**TASK TO COMPLETE**: For the passage below on the senators' suit against the police, say whether each statement agrees with it, answering yes or no and quoting the deciding words: (a) the senators asked for N500 million in damages; (b) Justice Abang awarded costs against the police; (c) the suit was filed on October 6, 2018.

**PASSAGE TO READ**:

● ● ● ●

Saraki, Melaye and Murray-Bruce were part of the PDP leaders who led the protest which was held a few days after last year’s governorship election in Osun State.

The opposition party leaders had protested what they described as the collusion of the police and other security agencies with the ruling All Progressives Congress (APC) to rig the earlier governorship election in Ekiti State and the later held in Osun State.

The senators had led the protest to the Independent National Electoral Commission (INEC’s) office in Abuja, demanding for free and fair elections in 2019.

They were heading to the Force Headquarters when policemen dispersed them with teargas.

In his ruling yesterday, the court dismissed the fundamental human rights enforcement suit filed by Saraki, Melaye and Murray-Bruce, who were invited by the police to answer questions on the protest.

The senators had sought the court’s order nullifying the October 6 and 8, 2018 letters of invitation sent to them by the police.

In their suit filed on October 8, 2018, the lawmakers claimed that the police invitation amounted to harassment, intimidation and an attempt by the police to detain them unlawfully.

They prayed for, among other things, the court’s declaration that the act of the police in dispersing the procession with tear gas was a violation of their rights, and sought an order awarding them N500million as “exemplary and pecuniary damages.”

But Justice Abang, in his judgment yesterday, upheld the defence of the police by dismissing the applicants’ suit for lacking in merit and awarded N50,000 as cost against the three applicants.

He held that a mere invitation by the police, who are empowered by Section 4 of the Police Act to detect and investigate crimes, could never amount to harassment or intimidation.

Abang further held that the police, having alleged in their response to the suit that the PDP procession was dispersed following the protesters’ riotous and criminal conduct, the law enforcement agency had the power to invite the suspects for questioning.

He, therefore, ruled that the police invitation extended to them remained valid and subsisting, adding that it was the outcome of honouring it that would determine if their rights had been violated.

● ● ● ●

**DATA PROVIDED**:
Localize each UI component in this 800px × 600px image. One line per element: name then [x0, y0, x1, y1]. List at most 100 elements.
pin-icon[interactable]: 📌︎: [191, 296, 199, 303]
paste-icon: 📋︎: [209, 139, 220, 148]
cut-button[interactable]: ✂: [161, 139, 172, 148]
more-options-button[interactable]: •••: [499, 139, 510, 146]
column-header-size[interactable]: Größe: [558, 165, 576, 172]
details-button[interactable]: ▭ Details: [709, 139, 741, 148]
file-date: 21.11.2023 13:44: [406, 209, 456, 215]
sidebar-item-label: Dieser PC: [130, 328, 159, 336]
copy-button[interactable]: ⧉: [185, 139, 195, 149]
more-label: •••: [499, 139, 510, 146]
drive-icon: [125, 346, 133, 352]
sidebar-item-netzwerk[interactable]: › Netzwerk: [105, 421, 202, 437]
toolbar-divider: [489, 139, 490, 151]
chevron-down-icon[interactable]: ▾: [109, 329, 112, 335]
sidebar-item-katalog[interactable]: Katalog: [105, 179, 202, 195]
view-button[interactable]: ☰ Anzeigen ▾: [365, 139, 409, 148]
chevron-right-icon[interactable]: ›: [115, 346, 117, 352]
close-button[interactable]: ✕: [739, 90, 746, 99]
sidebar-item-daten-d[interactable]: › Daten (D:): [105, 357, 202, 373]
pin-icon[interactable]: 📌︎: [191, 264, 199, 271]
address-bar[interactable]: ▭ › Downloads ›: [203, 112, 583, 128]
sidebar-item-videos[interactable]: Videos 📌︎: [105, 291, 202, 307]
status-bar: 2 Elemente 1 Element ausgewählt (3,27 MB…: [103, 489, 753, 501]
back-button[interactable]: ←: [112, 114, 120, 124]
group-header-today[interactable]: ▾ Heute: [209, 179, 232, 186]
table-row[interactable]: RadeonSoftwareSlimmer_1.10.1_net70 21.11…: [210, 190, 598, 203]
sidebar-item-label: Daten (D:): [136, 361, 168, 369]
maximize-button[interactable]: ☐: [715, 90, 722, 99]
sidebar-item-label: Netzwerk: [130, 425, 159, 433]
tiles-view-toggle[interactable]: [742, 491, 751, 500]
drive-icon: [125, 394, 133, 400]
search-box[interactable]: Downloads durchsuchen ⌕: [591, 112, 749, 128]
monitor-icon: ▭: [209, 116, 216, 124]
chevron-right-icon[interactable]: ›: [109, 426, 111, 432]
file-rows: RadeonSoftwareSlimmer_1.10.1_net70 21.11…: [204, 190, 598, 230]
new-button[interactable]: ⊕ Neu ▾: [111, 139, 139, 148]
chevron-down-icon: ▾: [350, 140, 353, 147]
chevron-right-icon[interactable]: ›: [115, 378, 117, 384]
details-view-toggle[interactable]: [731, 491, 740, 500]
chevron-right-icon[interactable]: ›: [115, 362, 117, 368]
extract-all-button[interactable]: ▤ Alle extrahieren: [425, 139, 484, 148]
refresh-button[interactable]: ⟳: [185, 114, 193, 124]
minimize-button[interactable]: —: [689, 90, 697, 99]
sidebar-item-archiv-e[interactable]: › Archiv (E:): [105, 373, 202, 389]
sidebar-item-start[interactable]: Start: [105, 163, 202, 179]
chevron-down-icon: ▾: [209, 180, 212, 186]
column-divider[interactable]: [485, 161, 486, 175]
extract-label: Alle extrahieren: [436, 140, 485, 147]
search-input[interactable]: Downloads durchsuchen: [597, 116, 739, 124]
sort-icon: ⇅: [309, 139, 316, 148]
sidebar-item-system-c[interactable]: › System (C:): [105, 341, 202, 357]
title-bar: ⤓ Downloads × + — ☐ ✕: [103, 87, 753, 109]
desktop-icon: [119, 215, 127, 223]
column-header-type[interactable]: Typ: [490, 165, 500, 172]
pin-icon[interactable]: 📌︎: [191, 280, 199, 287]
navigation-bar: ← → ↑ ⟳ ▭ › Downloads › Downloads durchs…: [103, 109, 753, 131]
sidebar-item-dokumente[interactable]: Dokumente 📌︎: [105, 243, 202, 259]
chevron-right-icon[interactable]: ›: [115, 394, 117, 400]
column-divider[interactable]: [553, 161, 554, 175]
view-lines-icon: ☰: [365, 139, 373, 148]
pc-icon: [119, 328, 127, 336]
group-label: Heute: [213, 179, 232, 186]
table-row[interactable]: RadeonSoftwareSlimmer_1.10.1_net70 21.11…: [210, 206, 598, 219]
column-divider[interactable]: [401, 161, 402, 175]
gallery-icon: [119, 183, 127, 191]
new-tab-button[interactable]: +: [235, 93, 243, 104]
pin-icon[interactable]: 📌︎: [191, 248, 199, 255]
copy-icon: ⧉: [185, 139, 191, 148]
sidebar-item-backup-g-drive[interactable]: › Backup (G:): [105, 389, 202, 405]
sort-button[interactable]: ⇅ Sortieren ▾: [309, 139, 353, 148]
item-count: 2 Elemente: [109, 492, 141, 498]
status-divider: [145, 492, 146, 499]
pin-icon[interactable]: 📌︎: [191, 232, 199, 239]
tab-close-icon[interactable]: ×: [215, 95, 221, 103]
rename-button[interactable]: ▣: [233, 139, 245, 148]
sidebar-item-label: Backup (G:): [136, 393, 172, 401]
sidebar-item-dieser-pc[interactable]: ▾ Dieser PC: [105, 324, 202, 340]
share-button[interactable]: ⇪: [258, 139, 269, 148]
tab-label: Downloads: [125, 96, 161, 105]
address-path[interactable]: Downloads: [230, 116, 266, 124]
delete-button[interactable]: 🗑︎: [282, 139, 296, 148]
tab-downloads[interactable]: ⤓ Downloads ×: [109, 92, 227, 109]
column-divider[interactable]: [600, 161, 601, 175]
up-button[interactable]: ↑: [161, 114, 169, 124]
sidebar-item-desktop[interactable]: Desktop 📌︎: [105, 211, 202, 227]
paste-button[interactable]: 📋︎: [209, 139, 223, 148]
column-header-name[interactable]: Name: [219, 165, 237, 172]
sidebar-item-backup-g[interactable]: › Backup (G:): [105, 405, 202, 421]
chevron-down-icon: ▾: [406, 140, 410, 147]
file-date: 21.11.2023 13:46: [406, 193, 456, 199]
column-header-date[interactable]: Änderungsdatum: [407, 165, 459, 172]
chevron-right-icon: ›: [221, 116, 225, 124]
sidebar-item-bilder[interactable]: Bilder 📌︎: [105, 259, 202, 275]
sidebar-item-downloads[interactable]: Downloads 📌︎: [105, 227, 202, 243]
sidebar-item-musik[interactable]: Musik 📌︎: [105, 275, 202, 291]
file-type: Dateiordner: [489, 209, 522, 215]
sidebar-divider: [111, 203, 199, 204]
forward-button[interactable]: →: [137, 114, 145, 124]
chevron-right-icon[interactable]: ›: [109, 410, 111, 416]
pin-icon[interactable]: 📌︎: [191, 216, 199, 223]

● ● ● ●

**SOLUTION TO THIS EXERCISE**:
(a) Yes: "sought an order awarding them N500million"
(b) No: "awarded N50,000 as cost against the three applicants"
(c) No: "In their suit filed on October 8, 2018"